▸ **THE TASK**
Sort through the entries below and pull out lines containing the word "σκιεραὶ".
>> START ENTRIES SHOWN
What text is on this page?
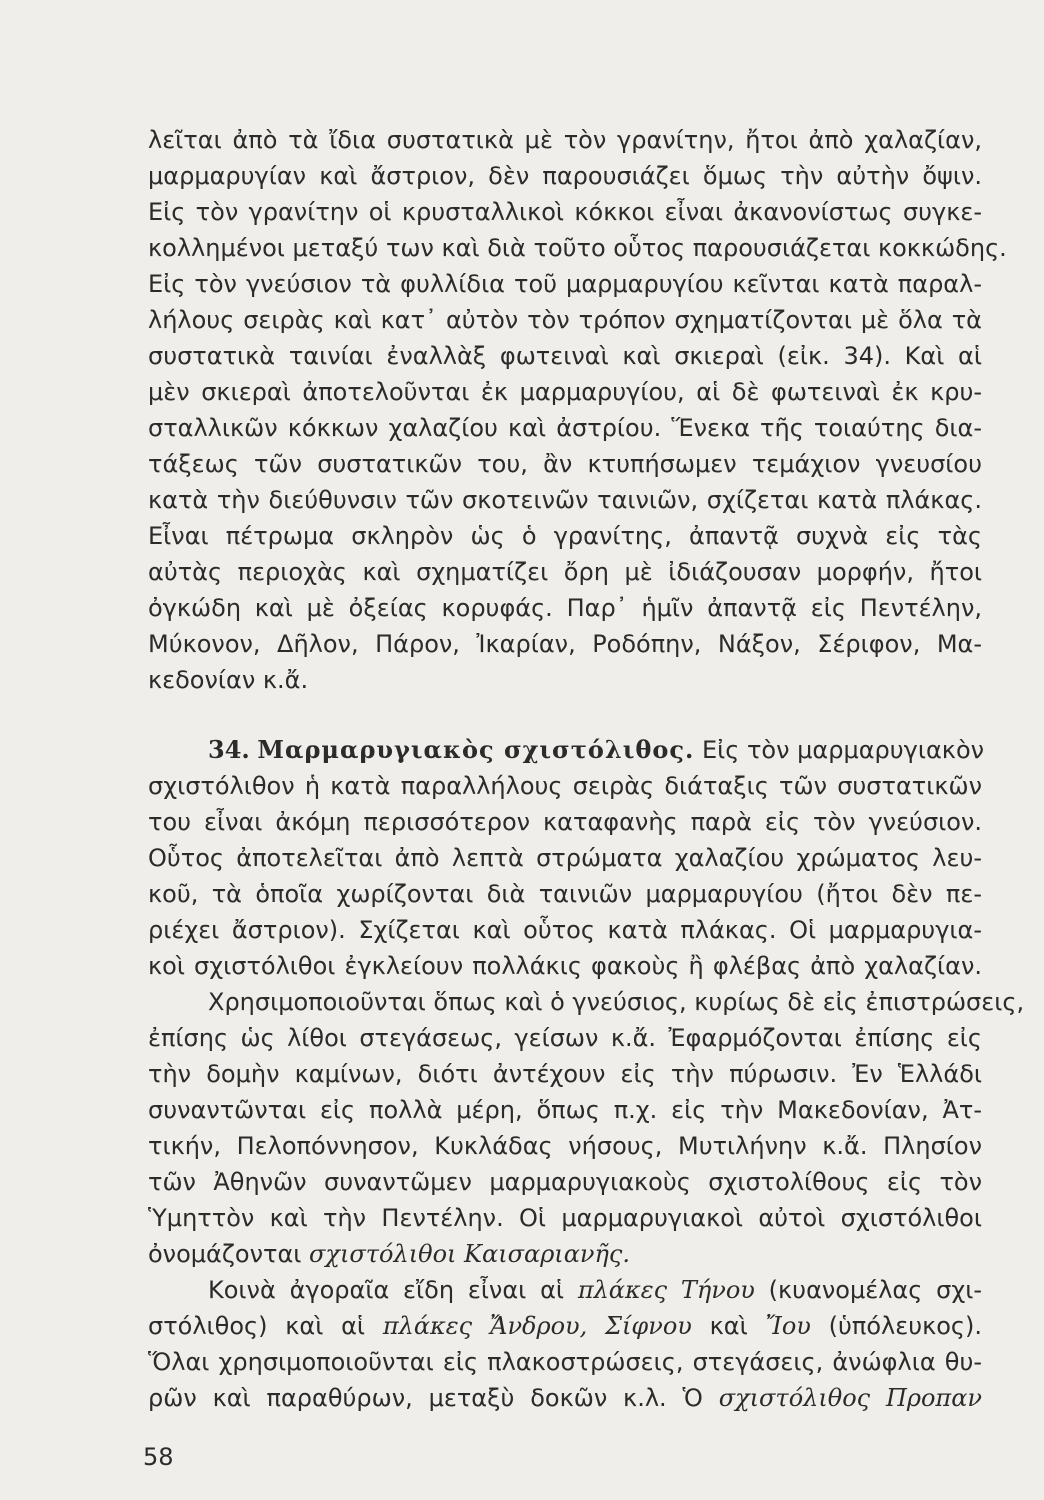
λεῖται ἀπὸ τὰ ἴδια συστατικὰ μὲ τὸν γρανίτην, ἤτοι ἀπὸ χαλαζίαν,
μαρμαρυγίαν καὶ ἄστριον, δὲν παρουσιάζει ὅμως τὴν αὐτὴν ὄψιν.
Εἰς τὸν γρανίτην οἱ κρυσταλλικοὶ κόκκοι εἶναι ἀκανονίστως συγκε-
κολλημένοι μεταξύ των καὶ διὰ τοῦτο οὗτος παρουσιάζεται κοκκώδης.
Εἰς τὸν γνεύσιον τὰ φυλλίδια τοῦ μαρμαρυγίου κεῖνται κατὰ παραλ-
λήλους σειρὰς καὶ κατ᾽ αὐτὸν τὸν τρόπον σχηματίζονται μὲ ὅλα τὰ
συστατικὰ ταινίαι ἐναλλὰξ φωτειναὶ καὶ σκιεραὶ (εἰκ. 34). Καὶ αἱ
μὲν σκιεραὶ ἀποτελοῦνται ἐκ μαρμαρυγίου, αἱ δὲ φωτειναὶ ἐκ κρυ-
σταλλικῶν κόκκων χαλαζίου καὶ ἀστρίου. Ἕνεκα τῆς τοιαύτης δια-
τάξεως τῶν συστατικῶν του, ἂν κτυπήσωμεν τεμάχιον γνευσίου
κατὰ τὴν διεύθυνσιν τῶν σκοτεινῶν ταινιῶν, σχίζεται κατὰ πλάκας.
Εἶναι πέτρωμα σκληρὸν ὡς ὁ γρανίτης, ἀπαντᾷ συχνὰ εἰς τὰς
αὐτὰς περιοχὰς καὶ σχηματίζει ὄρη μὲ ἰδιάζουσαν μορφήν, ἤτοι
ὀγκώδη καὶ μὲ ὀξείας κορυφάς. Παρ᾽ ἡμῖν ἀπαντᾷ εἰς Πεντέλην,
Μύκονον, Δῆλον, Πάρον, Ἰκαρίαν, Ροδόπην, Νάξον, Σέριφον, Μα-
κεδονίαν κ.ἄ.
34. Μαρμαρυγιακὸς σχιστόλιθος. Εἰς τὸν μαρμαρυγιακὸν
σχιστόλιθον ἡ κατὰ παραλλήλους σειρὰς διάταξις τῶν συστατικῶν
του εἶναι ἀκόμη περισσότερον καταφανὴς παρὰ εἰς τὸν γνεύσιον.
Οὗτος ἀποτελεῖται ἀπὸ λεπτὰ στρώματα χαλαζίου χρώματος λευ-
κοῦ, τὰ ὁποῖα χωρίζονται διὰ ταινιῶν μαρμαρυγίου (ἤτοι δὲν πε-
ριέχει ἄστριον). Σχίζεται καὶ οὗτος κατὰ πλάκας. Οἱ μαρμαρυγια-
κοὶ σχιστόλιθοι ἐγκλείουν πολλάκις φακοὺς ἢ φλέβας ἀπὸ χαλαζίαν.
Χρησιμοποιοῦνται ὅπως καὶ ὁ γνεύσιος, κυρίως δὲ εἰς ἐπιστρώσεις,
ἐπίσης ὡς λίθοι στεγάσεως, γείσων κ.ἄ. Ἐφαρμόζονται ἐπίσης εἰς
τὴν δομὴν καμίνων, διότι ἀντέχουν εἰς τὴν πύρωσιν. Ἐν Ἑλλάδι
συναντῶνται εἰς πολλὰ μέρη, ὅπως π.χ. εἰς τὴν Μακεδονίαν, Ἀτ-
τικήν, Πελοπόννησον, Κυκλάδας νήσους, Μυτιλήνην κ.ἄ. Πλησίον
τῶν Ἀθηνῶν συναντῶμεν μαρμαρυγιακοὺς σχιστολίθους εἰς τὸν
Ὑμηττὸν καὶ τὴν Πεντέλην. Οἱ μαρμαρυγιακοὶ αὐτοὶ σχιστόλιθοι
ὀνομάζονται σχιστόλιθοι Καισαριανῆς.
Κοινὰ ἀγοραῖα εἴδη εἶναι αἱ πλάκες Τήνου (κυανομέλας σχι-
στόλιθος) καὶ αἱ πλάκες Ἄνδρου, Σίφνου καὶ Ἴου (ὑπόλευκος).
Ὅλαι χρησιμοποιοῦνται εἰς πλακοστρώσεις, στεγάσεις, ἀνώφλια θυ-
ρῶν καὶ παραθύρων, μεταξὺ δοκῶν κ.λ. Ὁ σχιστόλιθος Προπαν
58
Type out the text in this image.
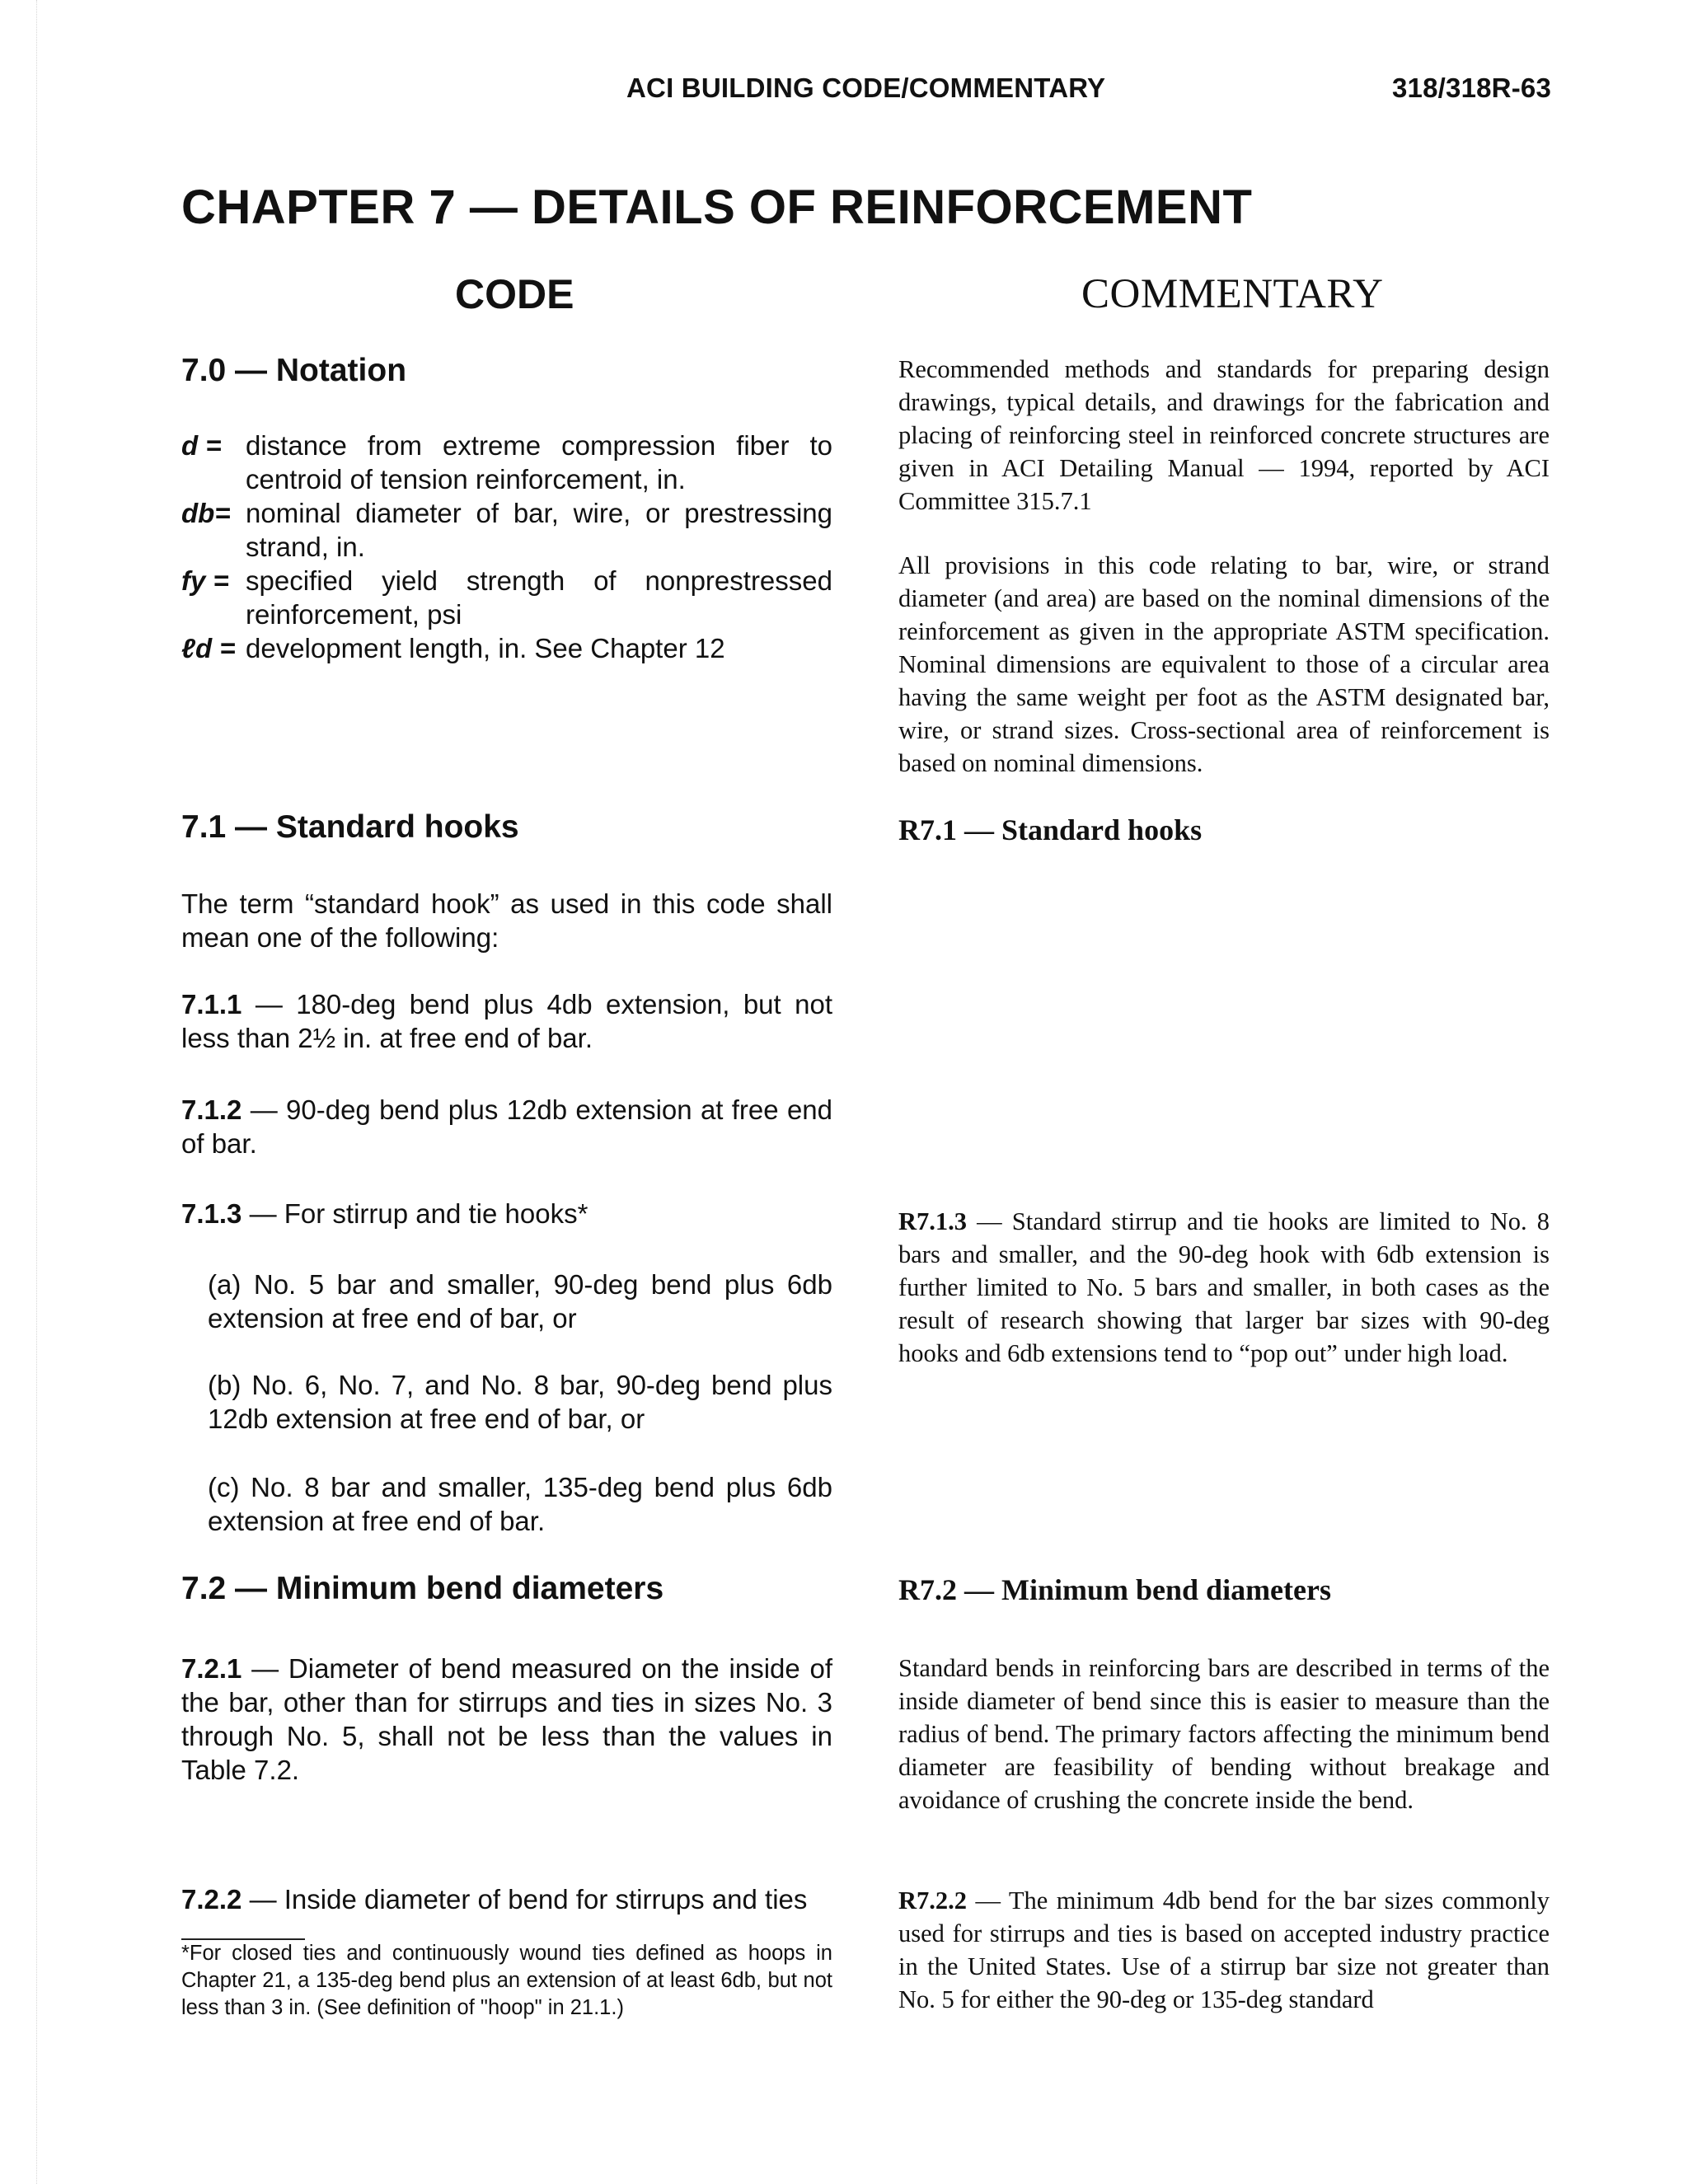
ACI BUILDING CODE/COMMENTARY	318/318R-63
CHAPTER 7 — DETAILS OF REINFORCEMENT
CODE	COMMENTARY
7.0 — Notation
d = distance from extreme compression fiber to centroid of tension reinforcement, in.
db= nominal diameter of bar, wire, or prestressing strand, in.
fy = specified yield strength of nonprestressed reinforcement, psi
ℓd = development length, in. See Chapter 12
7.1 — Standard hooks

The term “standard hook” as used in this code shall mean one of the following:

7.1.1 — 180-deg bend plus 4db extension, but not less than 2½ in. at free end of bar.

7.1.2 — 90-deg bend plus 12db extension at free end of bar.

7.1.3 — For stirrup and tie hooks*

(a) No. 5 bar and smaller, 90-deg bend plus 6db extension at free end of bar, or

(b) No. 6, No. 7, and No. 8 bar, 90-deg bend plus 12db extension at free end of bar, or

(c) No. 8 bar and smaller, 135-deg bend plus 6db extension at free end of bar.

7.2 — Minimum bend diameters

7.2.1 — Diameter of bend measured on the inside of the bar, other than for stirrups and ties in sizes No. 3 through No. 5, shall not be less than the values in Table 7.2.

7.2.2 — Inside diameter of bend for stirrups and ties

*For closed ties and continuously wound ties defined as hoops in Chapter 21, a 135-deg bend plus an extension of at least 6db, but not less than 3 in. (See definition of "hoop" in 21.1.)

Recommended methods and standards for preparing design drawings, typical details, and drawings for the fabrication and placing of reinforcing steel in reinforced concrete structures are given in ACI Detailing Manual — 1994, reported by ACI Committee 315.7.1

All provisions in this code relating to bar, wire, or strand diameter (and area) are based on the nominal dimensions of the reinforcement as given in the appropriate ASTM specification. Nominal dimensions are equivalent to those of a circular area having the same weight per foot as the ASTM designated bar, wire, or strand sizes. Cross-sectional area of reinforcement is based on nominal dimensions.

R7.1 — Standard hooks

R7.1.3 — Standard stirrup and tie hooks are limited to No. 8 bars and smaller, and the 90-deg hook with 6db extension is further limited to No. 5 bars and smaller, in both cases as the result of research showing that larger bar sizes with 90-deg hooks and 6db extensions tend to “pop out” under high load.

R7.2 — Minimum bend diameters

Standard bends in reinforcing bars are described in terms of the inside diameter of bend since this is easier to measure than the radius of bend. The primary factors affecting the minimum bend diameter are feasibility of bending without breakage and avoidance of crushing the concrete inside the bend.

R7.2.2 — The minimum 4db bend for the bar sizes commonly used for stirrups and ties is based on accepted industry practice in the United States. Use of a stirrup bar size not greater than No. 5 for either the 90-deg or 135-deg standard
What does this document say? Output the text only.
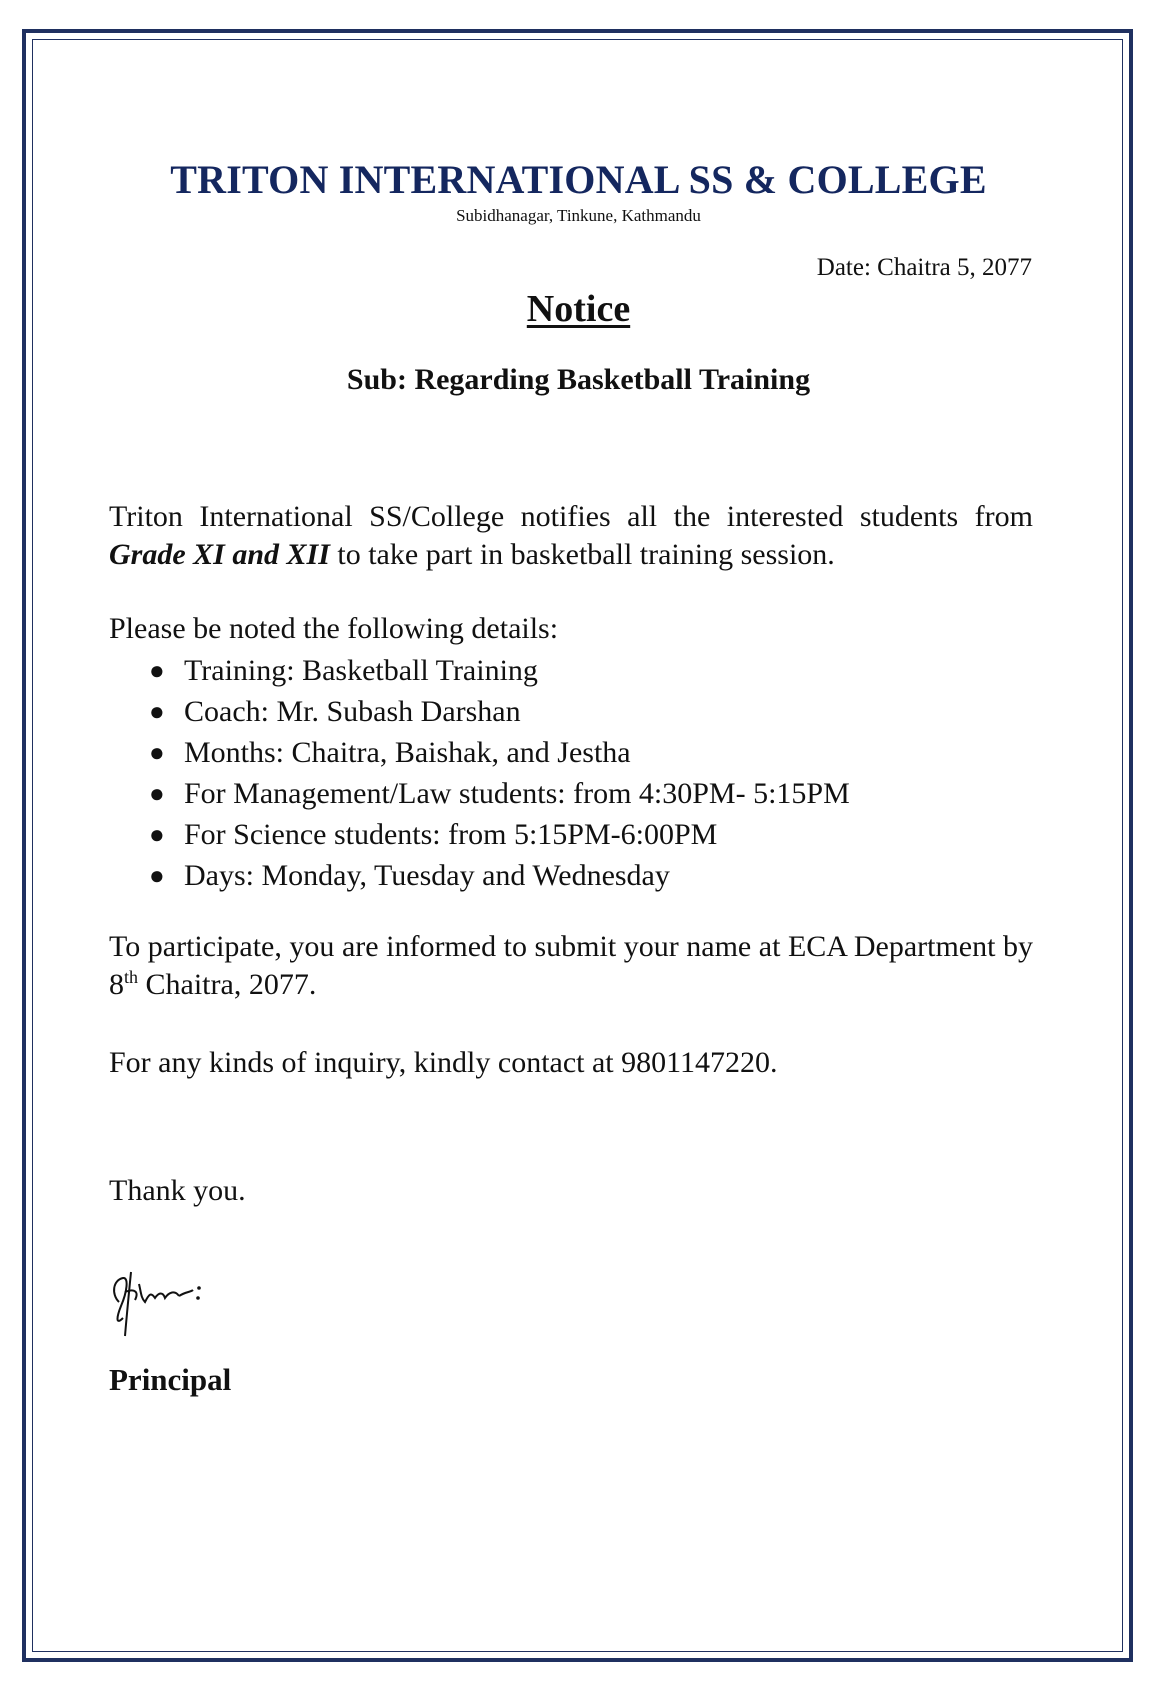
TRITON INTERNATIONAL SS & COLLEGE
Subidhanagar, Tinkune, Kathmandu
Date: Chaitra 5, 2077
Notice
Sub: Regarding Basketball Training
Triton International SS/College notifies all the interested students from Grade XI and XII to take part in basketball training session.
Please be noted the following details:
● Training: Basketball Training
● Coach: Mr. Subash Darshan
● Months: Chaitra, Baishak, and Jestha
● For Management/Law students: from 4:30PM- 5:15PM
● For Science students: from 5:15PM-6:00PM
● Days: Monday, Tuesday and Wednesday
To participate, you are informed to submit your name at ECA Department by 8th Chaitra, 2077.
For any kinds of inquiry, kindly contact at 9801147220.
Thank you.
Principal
>> END ENTRIES SHOWN
▸ **CORRECT ANSWER**
συστατικὰ ταινίαι ἐναλλὰξ φωτειναὶ καὶ σκιεραὶ (εἰκ. 34). Καὶ αἱ
μὲν σκιεραὶ ἀποτελοῦνται ἐκ μαρμαρυγίου, αἱ δὲ φωτειναὶ ἐκ κρυ-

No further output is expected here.